* _Problem requirements_
Only a number is wanted: how many lines in the listing contain the word "this"?
* START Provided information *
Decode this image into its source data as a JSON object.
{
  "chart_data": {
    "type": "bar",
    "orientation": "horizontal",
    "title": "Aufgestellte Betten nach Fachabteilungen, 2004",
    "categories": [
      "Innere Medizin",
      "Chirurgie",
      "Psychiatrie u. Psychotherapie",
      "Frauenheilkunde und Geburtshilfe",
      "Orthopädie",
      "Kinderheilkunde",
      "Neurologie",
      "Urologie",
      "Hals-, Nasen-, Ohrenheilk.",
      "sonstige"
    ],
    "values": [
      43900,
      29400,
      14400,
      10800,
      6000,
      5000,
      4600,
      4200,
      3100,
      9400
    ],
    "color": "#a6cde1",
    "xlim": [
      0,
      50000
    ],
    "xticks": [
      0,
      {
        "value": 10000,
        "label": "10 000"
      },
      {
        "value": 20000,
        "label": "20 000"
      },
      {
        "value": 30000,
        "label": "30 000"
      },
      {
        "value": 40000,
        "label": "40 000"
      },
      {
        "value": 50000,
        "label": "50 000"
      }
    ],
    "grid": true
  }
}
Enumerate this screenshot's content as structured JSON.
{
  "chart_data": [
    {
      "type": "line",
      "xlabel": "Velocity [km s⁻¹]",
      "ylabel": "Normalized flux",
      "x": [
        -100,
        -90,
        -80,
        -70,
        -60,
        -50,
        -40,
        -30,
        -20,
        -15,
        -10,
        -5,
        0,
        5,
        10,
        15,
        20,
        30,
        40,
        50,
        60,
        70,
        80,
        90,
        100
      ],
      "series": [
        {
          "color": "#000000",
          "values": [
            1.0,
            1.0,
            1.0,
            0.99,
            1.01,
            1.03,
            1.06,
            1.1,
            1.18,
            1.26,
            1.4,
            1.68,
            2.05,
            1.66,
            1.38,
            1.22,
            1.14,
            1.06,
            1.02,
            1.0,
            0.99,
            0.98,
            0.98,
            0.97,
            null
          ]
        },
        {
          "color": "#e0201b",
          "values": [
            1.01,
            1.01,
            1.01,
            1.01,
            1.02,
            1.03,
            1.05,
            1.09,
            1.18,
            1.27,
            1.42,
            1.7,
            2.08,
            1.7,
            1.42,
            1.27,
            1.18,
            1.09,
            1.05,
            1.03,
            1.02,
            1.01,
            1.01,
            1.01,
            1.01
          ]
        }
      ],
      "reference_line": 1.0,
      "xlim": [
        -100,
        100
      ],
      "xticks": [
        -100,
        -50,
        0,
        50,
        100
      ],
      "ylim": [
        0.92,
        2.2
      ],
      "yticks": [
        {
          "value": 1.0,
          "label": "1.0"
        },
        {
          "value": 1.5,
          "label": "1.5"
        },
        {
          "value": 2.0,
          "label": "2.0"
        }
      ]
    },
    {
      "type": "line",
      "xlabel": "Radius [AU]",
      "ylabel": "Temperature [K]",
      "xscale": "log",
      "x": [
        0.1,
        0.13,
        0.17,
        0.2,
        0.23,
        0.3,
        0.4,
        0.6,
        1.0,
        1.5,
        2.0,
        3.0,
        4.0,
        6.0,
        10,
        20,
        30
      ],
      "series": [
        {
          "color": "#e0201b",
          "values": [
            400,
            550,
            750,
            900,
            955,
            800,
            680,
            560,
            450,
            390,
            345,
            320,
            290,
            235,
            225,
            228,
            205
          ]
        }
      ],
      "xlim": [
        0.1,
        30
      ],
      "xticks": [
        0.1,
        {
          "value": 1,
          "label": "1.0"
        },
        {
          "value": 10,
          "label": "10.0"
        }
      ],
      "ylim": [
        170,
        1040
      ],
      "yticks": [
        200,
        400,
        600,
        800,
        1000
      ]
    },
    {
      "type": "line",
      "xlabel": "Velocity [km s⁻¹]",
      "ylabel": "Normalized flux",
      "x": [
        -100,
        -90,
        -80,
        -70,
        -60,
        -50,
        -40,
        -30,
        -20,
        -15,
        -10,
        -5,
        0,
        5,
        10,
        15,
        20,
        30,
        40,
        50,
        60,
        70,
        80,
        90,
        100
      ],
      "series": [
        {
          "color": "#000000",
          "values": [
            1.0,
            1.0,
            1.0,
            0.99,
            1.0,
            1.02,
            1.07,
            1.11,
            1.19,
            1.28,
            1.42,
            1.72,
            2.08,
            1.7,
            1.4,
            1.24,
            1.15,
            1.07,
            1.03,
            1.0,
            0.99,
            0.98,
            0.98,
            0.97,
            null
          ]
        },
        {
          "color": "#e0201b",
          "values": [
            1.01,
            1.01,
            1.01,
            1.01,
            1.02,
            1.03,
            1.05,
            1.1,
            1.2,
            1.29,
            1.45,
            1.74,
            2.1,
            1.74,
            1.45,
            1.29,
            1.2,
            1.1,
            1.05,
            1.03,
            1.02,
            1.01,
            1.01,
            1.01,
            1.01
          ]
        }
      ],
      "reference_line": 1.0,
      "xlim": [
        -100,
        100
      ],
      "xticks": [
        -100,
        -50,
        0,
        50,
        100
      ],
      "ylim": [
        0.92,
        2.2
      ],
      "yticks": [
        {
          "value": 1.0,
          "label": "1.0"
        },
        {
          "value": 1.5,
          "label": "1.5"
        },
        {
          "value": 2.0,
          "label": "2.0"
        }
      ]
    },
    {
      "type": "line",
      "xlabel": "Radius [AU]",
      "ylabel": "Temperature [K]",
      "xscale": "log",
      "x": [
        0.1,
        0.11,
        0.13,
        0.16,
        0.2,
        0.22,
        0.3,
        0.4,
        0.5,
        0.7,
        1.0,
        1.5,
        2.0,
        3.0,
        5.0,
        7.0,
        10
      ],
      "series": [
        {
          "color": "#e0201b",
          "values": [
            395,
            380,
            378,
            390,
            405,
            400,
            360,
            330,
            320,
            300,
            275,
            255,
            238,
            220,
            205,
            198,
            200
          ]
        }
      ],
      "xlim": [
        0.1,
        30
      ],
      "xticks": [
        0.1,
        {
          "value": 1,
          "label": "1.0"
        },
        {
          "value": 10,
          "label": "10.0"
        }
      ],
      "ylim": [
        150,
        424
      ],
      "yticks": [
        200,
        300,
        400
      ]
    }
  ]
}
* END Provided information *
* _The reply_
2